Given request: Review the listing and copy each line that holds the word "your".

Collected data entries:
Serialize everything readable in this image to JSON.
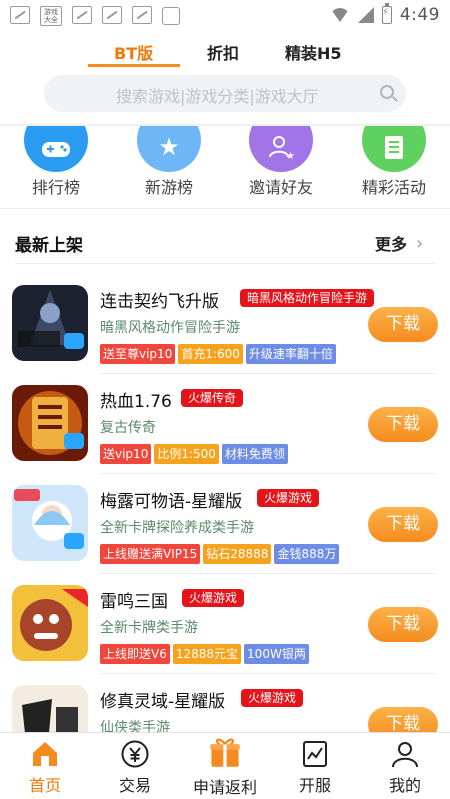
{
  "status_bar": {
    "app_icon_label": "游戏大全",
    "time": "4:49"
  },
  "top_tabs": [
    {
      "label": "BT版",
      "active": true
    },
    {
      "label": "折扣",
      "active": false
    },
    {
      "label": "精装H5",
      "active": false
    }
  ],
  "search": {
    "placeholder": "搜索游戏|游戏分类|游戏大厅"
  },
  "quick_nav": [
    {
      "label": "排行榜",
      "icon": "gamepad-icon",
      "color": "#2b9cf2"
    },
    {
      "label": "新游榜",
      "icon": "star-icon",
      "color": "#6fb6f6"
    },
    {
      "label": "邀请好友",
      "icon": "invite-user-icon",
      "color": "#a174e8"
    },
    {
      "label": "精彩活动",
      "icon": "document-icon",
      "color": "#5fd15f"
    }
  ],
  "section": {
    "title": "最新上架",
    "more_label": "更多"
  },
  "games": [
    {
      "name": "连击契约飞升版",
      "badge": "暗黑风格动作冒险手游",
      "desc": "暗黑风格动作冒险手游",
      "tags": [
        {
          "text": "送至尊vip10",
          "color": "red"
        },
        {
          "text": "首充1:600",
          "color": "orange"
        },
        {
          "text": "升级速率翻十倍",
          "color": "blue"
        }
      ],
      "download_label": "下载"
    },
    {
      "name": "热血1.76",
      "badge": "火爆传奇",
      "desc": "复古传奇",
      "tags": [
        {
          "text": "送vip10",
          "color": "red"
        },
        {
          "text": "比例1:500",
          "color": "orange"
        },
        {
          "text": "材料免费领",
          "color": "blue"
        }
      ],
      "download_label": "下载"
    },
    {
      "name": "梅露可物语-星耀版",
      "badge": "火爆游戏",
      "desc": "全新卡牌探险养成类手游",
      "tags": [
        {
          "text": "上线赠送满VIP15",
          "color": "red"
        },
        {
          "text": "钻石28888",
          "color": "orange"
        },
        {
          "text": "金钱888万",
          "color": "blue"
        }
      ],
      "download_label": "下载"
    },
    {
      "name": "雷鸣三国",
      "badge": "火爆游戏",
      "desc": "全新卡牌类手游",
      "tags": [
        {
          "text": "上线即送V6",
          "color": "red"
        },
        {
          "text": "12888元宝",
          "color": "orange"
        },
        {
          "text": "100W银两",
          "color": "blue"
        }
      ],
      "download_label": "下载"
    },
    {
      "name": "修真灵域-星耀版",
      "badge": "火爆游戏",
      "desc": "仙侠类手游",
      "tags": [],
      "download_label": "下载"
    }
  ],
  "bottom_nav": [
    {
      "label": "首页",
      "icon": "home-icon",
      "active": true
    },
    {
      "label": "交易",
      "icon": "yen-icon",
      "active": false
    },
    {
      "label": "申请返利",
      "icon": "gift-icon",
      "active": false
    },
    {
      "label": "开服",
      "icon": "chart-icon",
      "active": false
    },
    {
      "label": "我的",
      "icon": "user-icon",
      "active": false
    }
  ],
  "colors": {
    "accent": "#f07b0a",
    "badge_red": "#e5141b",
    "download_orange": "#f68c1e"
  }
}
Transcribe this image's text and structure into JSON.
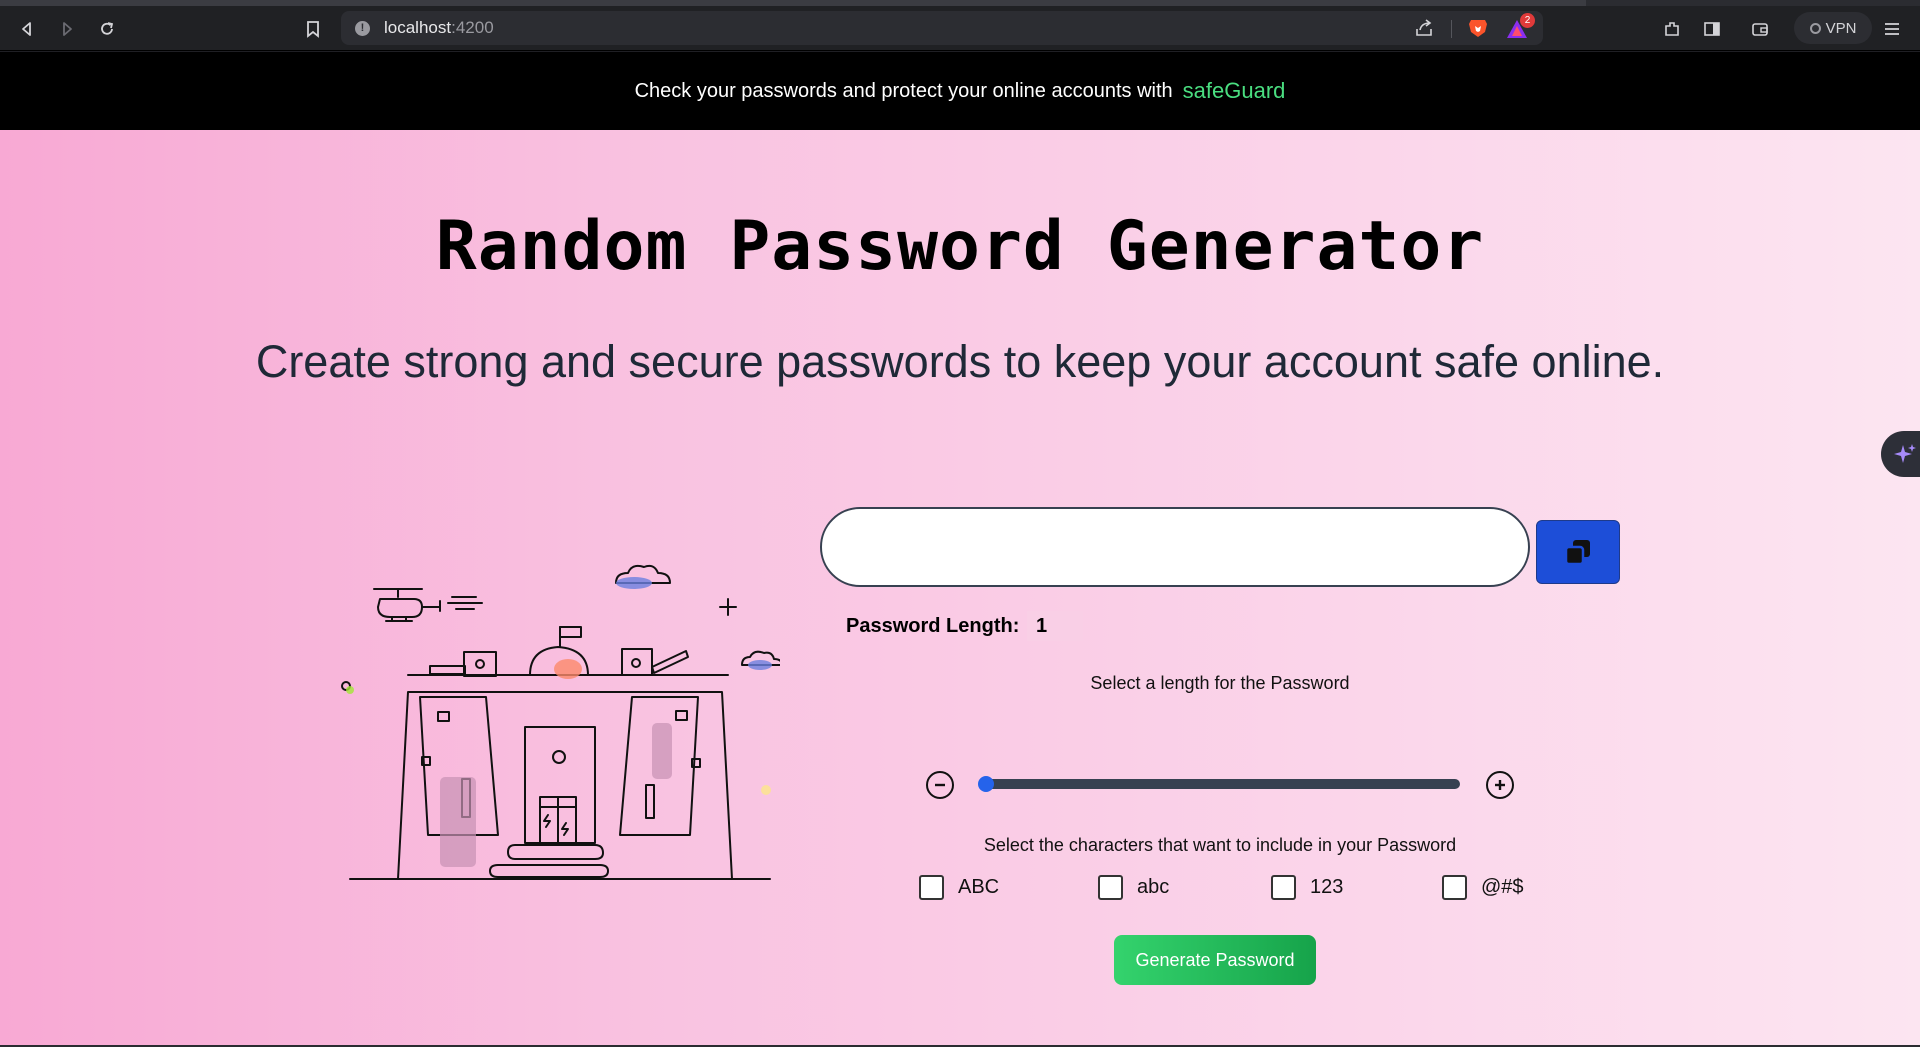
{
  "browser": {
    "url_host": "localhost",
    "url_port": ":4200",
    "vpn_label": "VPN",
    "notification_count": "2",
    "icons": [
      "back-icon",
      "forward-icon",
      "reload-icon",
      "bookmark-icon",
      "site-info-icon",
      "share-icon",
      "brave-shields-icon",
      "brave-rewards-icon",
      "extensions-icon",
      "sidebar-icon",
      "wallet-icon",
      "vpn-icon",
      "menu-icon"
    ]
  },
  "banner": {
    "text": "Check your passwords and protect your online accounts with",
    "brand": "safeGuard",
    "brand_color": "#4ade80"
  },
  "hero": {
    "title": "Random Password Generator",
    "subtitle": "Create strong and secure passwords to keep your account safe online."
  },
  "generator": {
    "password_value": "",
    "copy_icon": "copy-icon",
    "length_label": "Password Length:",
    "length_value": "1",
    "length_fraction": 0.0,
    "select_length_text": "Select a length for the Password",
    "decrease_icon": "minus-circle-icon",
    "increase_icon": "plus-circle-icon",
    "select_chars_text": "Select the characters that want to include in your Password",
    "options": [
      {
        "label": "ABC",
        "checked": false
      },
      {
        "label": "abc",
        "checked": false
      },
      {
        "label": "123",
        "checked": false
      },
      {
        "label": "@#$",
        "checked": false
      }
    ],
    "generate_label": "Generate Password",
    "accent_color": "#1d4ed8",
    "generate_color": "#22c55e"
  }
}
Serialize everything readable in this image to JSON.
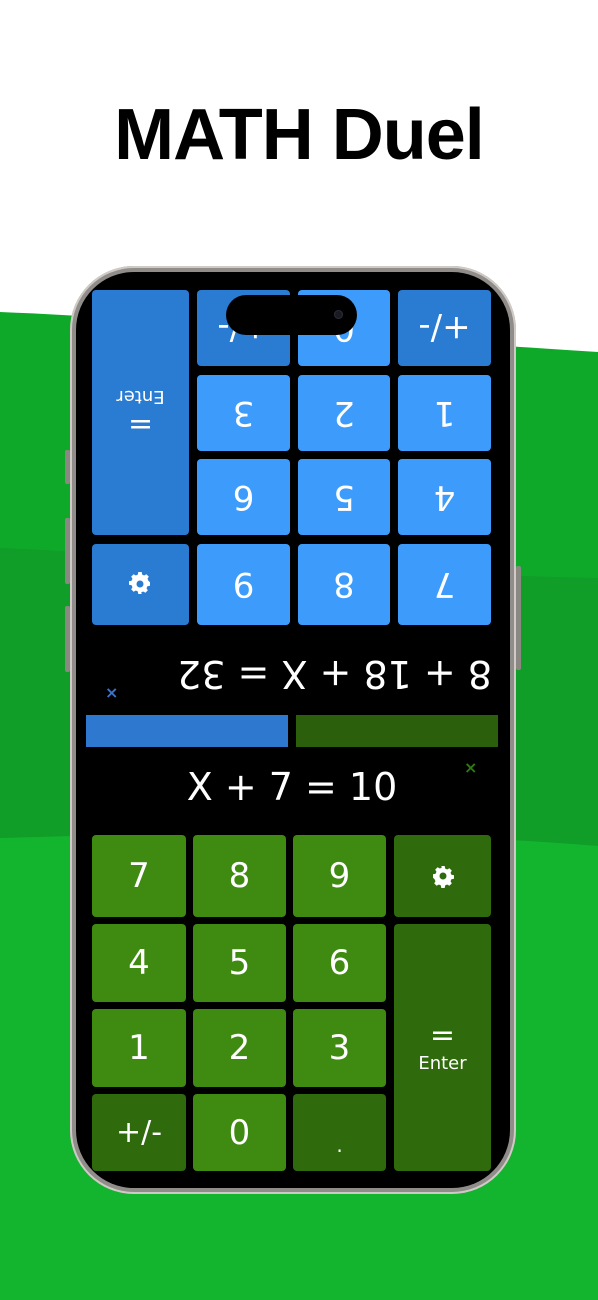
{
  "headline": "MATH Duel",
  "colors": {
    "blue_key": "#3d9bfb",
    "blue_key_dark": "#2a7bd2",
    "green_key": "#3f8a10",
    "green_key_dark": "#2f6a0c",
    "background_green": "#12b32c",
    "screen": "#000000"
  },
  "top_player": {
    "equation": "8 + 18 + X = 32",
    "close_mark": "×",
    "keys": {
      "k7": "7",
      "k8": "8",
      "k9": "9",
      "k4": "4",
      "k5": "5",
      "k6": "6",
      "k1": "1",
      "k2": "2",
      "k3": "3",
      "k0": "0",
      "sign": "+/-",
      "enter_symbol": "=",
      "enter_label": "Enter",
      "settings_icon": "gear-icon"
    }
  },
  "progress": {
    "top_player_share": 0.5,
    "bottom_player_share": 0.5
  },
  "bottom_player": {
    "equation": "X + 7 = 10",
    "close_mark": "×",
    "keys": {
      "k7": "7",
      "k8": "8",
      "k9": "9",
      "k4": "4",
      "k5": "5",
      "k6": "6",
      "k1": "1",
      "k2": "2",
      "k3": "3",
      "k0": "0",
      "sign": "+/-",
      "decimal": ".",
      "enter_symbol": "=",
      "enter_label": "Enter",
      "settings_icon": "gear-icon"
    }
  }
}
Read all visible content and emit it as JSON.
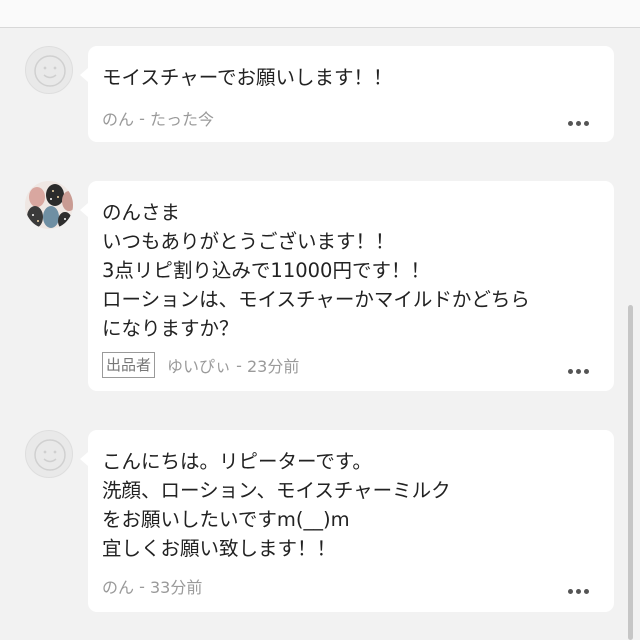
{
  "comments": [
    {
      "avatar": "default-face-icon",
      "text": "モイスチャーでお願いします！！",
      "seller_badge": "",
      "author": "のん",
      "separator": " - ",
      "time": "たった今"
    },
    {
      "avatar": "seller-photo",
      "text": "のんさま\nいつもありがとうございます！！\n3点リピ割り込みで11000円です！！\nローションは、モイスチャーかマイルドかどちら\nになりますか？",
      "seller_badge": "出品者",
      "author": "ゆいぴぃ",
      "separator": " - ",
      "time": "23分前"
    },
    {
      "avatar": "default-face-icon",
      "text": "こんにちは。リピーターです。\n洗顔、ローション、モイスチャーミルク\nをお願いしたいですm(__)m\n宜しくお願い致します！！",
      "seller_badge": "",
      "author": "のん",
      "separator": " - ",
      "time": "33分前"
    }
  ],
  "colors": {
    "background": "#f2f2f2",
    "bubble": "#ffffff",
    "meta_text": "#9a9a9a"
  }
}
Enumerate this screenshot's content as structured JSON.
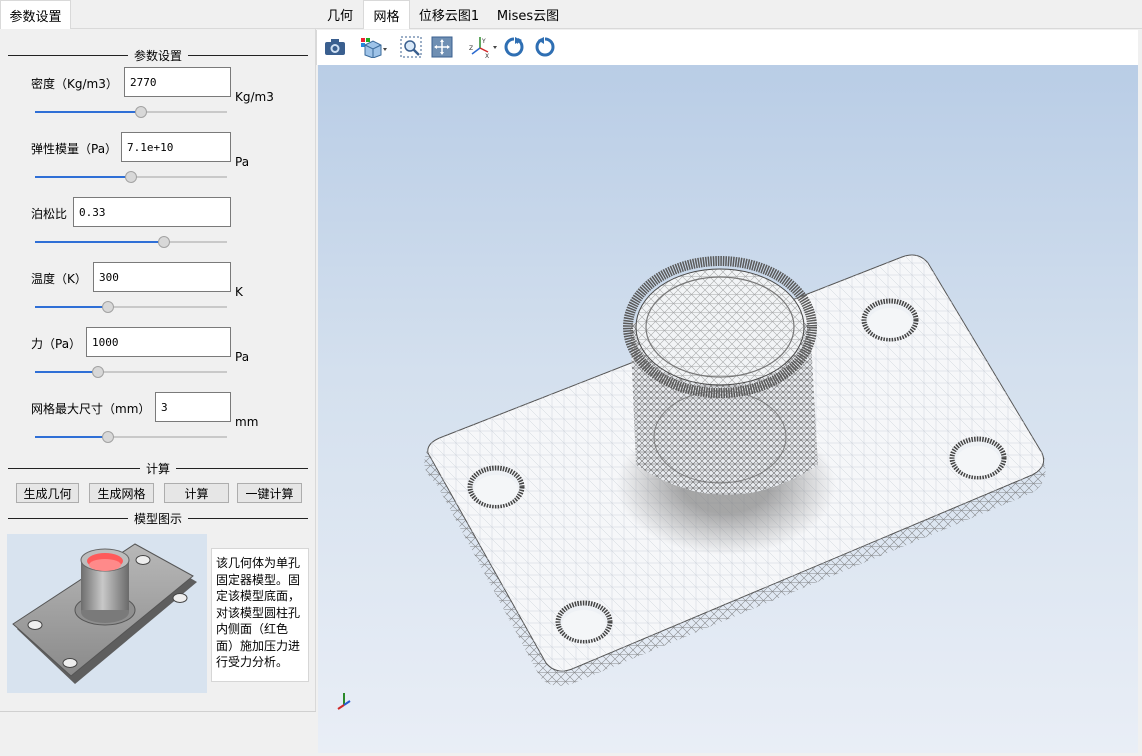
{
  "left_tab": {
    "label": "参数设置"
  },
  "params_group": {
    "title": "参数设置"
  },
  "fields": [
    {
      "label": "密度（Kg/m3）",
      "value": "2770",
      "unit": "Kg/m3",
      "slider_fraction": 0.55
    },
    {
      "label": "弹性模量（Pa）",
      "value": "7.1e+10",
      "unit": "Pa",
      "slider_fraction": 0.5
    },
    {
      "label": "泊松比",
      "value": "0.33",
      "unit": "",
      "slider_fraction": 0.67
    },
    {
      "label": "温度（K）",
      "value": "300",
      "unit": "K",
      "slider_fraction": 0.38
    },
    {
      "label": "力（Pa）",
      "value": "1000",
      "unit": "Pa",
      "slider_fraction": 0.33
    },
    {
      "label": "网格最大尺寸（mm）",
      "value": "3",
      "unit": "mm",
      "slider_fraction": 0.38
    }
  ],
  "compute_group": {
    "title": "计算"
  },
  "buttons": {
    "gen_geometry": "生成几何",
    "gen_mesh": "生成网格",
    "compute": "计算",
    "one_click": "一键计算"
  },
  "model_group": {
    "title": "模型图示"
  },
  "model_description": "该几何体为单孔固定器模型。固定该模型底面，对该模型圆柱孔内侧面（红色面）施加压力进行受力分析。",
  "tabs": [
    {
      "label": "几何",
      "active": false
    },
    {
      "label": "网格",
      "active": true
    },
    {
      "label": "位移云图1",
      "active": false
    },
    {
      "label": "Mises云图",
      "active": false
    }
  ],
  "toolbar_icons": [
    "camera-icon",
    "view-cube-icon",
    "zoom-window-icon",
    "fit-all-icon",
    "axis-orientation-icon",
    "rotate-cw-icon",
    "rotate-ccw-icon"
  ],
  "colors": {
    "accent": "#2f6fd6",
    "viewport_top": "#b9cde6",
    "viewport_bottom": "#e9eef6",
    "highlight_face": "#ff5a5a"
  }
}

Final result:
    "text": "Check your passwords and protect your online accounts with",
    "subtitle": "Create strong and secure passwords to keep your account safe online."
    "select_chars_text": "Select the characters that want to include in your Password",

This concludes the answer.